• STATED PROBLEM: Look through the listing below and report how many lines contain "Railways", as a bare number.

• Structured figure records:
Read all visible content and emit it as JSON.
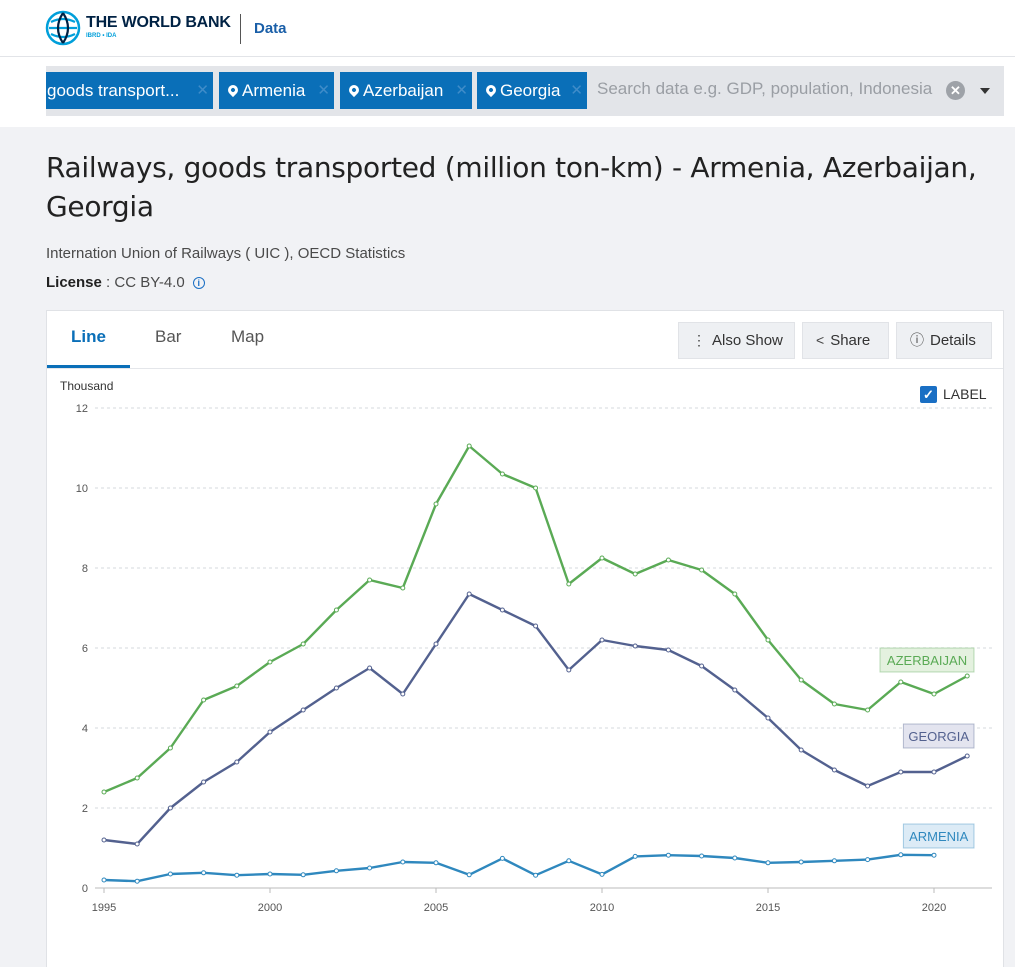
{
  "header": {
    "brand": "THE WORLD BANK",
    "brand_sub": "IBRD • IDA",
    "section": "Data"
  },
  "search": {
    "chips": [
      {
        "label": "goods transport...",
        "has_pin": false
      },
      {
        "label": "Armenia",
        "has_pin": true
      },
      {
        "label": "Azerbaijan",
        "has_pin": true
      },
      {
        "label": "Georgia",
        "has_pin": true
      }
    ],
    "placeholder": "Search data e.g. GDP, population, Indonesia"
  },
  "page": {
    "title": "Railways, goods transported (million ton-km) - Armenia, Azerbaijan, Georgia",
    "source": "Internation Union of Railways ( UIC ), OECD Statistics",
    "license_label": "License",
    "license_value": " : CC BY-4.0"
  },
  "tabs": [
    "Line",
    "Bar",
    "Map"
  ],
  "actions": {
    "also_show": "Also Show",
    "share": "Share",
    "details": "Details"
  },
  "label_toggle": "LABEL",
  "colors": {
    "accent": "#0a6fb8",
    "azerbaijan": "#5aaa55",
    "georgia": "#53618f",
    "armenia": "#2f88be"
  },
  "chart_data": {
    "type": "line",
    "ylabel": "Thousand",
    "ylim": [
      0,
      12
    ],
    "yticks": [
      0,
      2,
      4,
      6,
      8,
      10,
      12
    ],
    "xticks": [
      1995,
      2000,
      2005,
      2010,
      2015,
      2020
    ],
    "x": [
      1995,
      1996,
      1997,
      1998,
      1999,
      2000,
      2001,
      2002,
      2003,
      2004,
      2005,
      2006,
      2007,
      2008,
      2009,
      2010,
      2011,
      2012,
      2013,
      2014,
      2015,
      2016,
      2017,
      2018,
      2019,
      2020,
      2021
    ],
    "grid": true,
    "series": [
      {
        "name": "AZERBAIJAN",
        "values": [
          2.4,
          2.75,
          3.5,
          4.7,
          5.05,
          5.65,
          6.1,
          6.95,
          7.7,
          7.5,
          9.6,
          11.05,
          10.35,
          10.0,
          7.6,
          8.25,
          7.85,
          8.2,
          7.95,
          7.35,
          6.2,
          5.2,
          4.6,
          4.45,
          5.15,
          4.85,
          5.3
        ]
      },
      {
        "name": "GEORGIA",
        "values": [
          1.2,
          1.1,
          2.0,
          2.65,
          3.15,
          3.9,
          4.45,
          5.0,
          5.5,
          4.85,
          6.1,
          7.35,
          6.95,
          6.55,
          5.45,
          6.2,
          6.05,
          5.95,
          5.55,
          4.95,
          4.25,
          3.45,
          2.95,
          2.55,
          2.9,
          2.9,
          3.3
        ]
      },
      {
        "name": "ARMENIA",
        "values": [
          0.2,
          0.17,
          0.35,
          0.38,
          0.32,
          0.35,
          0.33,
          0.43,
          0.5,
          0.65,
          0.63,
          0.33,
          0.74,
          0.32,
          0.68,
          0.34,
          0.79,
          0.82,
          0.8,
          0.75,
          0.63,
          0.65,
          0.68,
          0.71,
          0.83,
          0.82,
          null
        ]
      }
    ]
  }
}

• OUTPUT FOR THIS EXERCISE: 2